§ Given request: From the listing below, pull each line that includes "nскому".
——
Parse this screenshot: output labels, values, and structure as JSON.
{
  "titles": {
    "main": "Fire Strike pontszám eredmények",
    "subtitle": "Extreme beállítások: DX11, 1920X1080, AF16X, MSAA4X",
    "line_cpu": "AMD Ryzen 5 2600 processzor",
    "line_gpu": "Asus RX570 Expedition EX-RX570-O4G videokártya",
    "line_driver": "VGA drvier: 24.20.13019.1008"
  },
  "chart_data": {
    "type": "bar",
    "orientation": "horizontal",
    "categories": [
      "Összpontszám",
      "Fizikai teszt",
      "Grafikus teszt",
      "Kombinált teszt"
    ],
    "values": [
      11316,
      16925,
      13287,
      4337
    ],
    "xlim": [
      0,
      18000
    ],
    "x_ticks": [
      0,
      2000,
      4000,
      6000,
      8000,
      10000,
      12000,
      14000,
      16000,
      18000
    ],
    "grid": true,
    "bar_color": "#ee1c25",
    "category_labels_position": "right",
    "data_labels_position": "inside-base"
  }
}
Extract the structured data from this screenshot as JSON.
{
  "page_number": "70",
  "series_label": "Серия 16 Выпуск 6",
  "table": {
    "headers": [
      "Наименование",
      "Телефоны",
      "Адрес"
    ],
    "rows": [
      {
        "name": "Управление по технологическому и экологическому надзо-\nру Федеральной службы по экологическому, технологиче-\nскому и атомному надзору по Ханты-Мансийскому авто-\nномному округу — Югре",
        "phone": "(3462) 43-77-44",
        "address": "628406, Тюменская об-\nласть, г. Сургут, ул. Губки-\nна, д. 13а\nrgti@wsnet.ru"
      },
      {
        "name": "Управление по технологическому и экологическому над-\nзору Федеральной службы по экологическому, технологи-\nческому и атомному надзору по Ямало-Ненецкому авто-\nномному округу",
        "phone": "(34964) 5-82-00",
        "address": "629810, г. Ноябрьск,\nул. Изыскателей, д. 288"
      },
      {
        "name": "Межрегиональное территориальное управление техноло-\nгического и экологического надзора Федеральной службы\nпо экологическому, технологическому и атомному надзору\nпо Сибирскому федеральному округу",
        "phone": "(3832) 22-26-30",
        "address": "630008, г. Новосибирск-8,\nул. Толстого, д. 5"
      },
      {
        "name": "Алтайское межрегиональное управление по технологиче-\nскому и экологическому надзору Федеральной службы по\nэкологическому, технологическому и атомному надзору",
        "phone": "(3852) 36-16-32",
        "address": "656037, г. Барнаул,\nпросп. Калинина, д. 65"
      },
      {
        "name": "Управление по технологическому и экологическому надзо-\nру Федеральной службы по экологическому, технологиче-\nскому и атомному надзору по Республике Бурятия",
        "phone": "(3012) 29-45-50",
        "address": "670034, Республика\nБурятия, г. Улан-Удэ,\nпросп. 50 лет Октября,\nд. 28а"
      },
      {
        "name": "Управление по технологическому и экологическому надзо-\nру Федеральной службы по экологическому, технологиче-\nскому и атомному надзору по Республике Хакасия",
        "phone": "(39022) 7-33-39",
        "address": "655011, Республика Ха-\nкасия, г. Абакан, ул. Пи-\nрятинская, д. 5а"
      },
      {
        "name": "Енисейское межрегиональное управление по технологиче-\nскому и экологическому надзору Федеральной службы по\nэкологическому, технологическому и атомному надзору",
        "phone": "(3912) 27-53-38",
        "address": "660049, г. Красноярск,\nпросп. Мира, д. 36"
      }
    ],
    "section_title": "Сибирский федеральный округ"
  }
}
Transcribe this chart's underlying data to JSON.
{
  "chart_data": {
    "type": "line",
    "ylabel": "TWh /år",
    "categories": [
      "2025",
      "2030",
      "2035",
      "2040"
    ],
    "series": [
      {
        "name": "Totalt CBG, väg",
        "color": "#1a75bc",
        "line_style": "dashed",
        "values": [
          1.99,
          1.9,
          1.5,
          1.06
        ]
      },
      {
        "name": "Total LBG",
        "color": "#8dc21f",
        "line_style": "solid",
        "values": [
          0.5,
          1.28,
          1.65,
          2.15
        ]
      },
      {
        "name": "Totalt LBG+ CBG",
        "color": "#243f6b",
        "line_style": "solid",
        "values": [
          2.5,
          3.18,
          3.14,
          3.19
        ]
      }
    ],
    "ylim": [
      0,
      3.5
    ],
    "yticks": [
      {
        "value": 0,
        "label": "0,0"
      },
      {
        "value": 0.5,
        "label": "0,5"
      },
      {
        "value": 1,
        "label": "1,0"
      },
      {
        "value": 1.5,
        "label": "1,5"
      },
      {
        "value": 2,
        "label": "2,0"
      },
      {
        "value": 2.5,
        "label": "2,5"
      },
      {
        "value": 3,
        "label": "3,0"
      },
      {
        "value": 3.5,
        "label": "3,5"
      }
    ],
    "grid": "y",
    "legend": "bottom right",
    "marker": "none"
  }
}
——
§ Solution for this task:
        "name": "Управление по технологическому и экологическому надзо-\nру Федеральной службы по экологическому, технологиче-\nскому и атомному надзору по Ханты-Мансийскому авто-\nномному округу — Югре",
        "name": "Алтайское межрегиональное управление по технологиче-\nскому и экологическому надзору Федеральной службы по\nэкологическому, технологическому и атомному надзору",
        "name": "Управление по технологическому и экологическому надзо-\nру Федеральной службы по экологическому, технологиче-\nскому и атомному надзору по Республике Бурятия",
        "name": "Управление по технологическому и экологическому надзо-\nру Федеральной службы по экологическому, технологиче-\nскому и атомному надзору по Республике Хакасия",
        "name": "Енисейское межрегиональное управление по технологиче-\nскому и экологическому надзору Федеральной службы по\nэкологическому, технологическому и атомному надзору",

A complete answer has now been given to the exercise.